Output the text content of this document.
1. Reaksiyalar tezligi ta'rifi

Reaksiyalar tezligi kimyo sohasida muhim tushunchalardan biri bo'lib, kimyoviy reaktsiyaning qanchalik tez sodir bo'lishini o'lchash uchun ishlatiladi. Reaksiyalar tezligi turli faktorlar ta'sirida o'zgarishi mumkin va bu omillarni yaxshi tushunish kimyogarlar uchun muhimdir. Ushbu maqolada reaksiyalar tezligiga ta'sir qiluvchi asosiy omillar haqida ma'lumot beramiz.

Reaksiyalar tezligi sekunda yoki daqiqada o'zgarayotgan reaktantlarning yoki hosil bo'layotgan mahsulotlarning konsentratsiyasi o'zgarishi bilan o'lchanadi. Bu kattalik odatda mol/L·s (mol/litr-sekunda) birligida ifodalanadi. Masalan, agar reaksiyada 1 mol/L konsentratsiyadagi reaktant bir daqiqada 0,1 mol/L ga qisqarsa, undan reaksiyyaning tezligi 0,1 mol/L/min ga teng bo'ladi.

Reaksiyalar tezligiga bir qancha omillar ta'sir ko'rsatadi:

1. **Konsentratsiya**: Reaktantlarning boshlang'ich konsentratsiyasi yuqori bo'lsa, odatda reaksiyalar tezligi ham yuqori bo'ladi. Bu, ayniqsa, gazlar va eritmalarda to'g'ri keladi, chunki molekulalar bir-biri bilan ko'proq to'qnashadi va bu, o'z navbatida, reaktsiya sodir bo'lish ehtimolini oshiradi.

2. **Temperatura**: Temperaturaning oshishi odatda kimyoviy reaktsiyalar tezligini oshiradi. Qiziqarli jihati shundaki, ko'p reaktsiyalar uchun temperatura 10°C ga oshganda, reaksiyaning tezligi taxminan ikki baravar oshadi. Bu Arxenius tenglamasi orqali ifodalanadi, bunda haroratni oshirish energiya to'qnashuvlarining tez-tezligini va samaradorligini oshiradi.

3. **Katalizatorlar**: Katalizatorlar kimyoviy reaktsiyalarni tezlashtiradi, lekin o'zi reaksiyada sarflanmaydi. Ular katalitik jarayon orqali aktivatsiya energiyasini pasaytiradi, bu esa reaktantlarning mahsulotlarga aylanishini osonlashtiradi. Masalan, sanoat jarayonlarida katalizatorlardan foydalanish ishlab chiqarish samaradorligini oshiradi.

> [Exercise brief]:
Copy out every entry again, exactly as it was given.

> [Exercise result]:
Output the text content of this document.
1. Reaksiyalar tezligi ta'rifi

Reaksiyalar tezligi kimyo sohasida muhim tushunchalardan biri bo'lib, kimyoviy reaktsiyaning qanchalik tez sodir bo'lishini o'lchash uchun ishlatiladi. Reaksiyalar tezligi turli faktorlar ta'sirida o'zgarishi mumkin va bu omillarni yaxshi tushunish kimyogarlar uchun muhimdir. Ushbu maqolada reaksiyalar tezligiga ta'sir qiluvchi asosiy omillar haqida ma'lumot beramiz.

Reaksiyalar tezligi sekunda yoki daqiqada o'zgarayotgan reaktantlarning yoki hosil bo'layotgan mahsulotlarning konsentratsiyasi o'zgarishi bilan o'lchanadi. Bu kattalik odatda mol/L·s (mol/litr-sekunda) birligida ifodalanadi. Masalan, agar reaksiyada 1 mol/L konsentratsiyadagi reaktant bir daqiqada 0,1 mol/L ga qisqarsa, undan reaksiyyaning tezligi 0,1 mol/L/min ga teng bo'ladi.

Reaksiyalar tezligiga bir qancha omillar ta'sir ko'rsatadi:

1. **Konsentratsiya**: Reaktantlarning boshlang'ich konsentratsiyasi yuqori bo'lsa, odatda reaksiyalar tezligi ham yuqori bo'ladi. Bu, ayniqsa, gazlar va eritmalarda to'g'ri keladi, chunki molekulalar bir-biri bilan ko'proq to'qnashadi va bu, o'z navbatida, reaktsiya sodir bo'lish ehtimolini oshiradi.

2. **Temperatura**: Temperaturaning oshishi odatda kimyoviy reaktsiyalar tezligini oshiradi. Qiziqarli jihati shundaki, ko'p reaktsiyalar uchun temperatura 10°C ga oshganda, reaksiyaning tezligi taxminan ikki baravar oshadi. Bu Arxenius tenglamasi orqali ifodalanadi, bunda haroratni oshirish energiya to'qnashuvlarining tez-tezligini va samaradorligini oshiradi.

3. **Katalizatorlar**: Katalizatorlar kimyoviy reaktsiyalarni tezlashtiradi, lekin o'zi reaksiyada sarflanmaydi. Ular katalitik jarayon orqali aktivatsiya energiyasini pasaytiradi, bu esa reaktantlarning mahsulotlarga aylanishini osonlashtiradi. Masalan, sanoat jarayonlarida katalizatorlardan foydalanish ishlab chiqarish samaradorligini oshiradi.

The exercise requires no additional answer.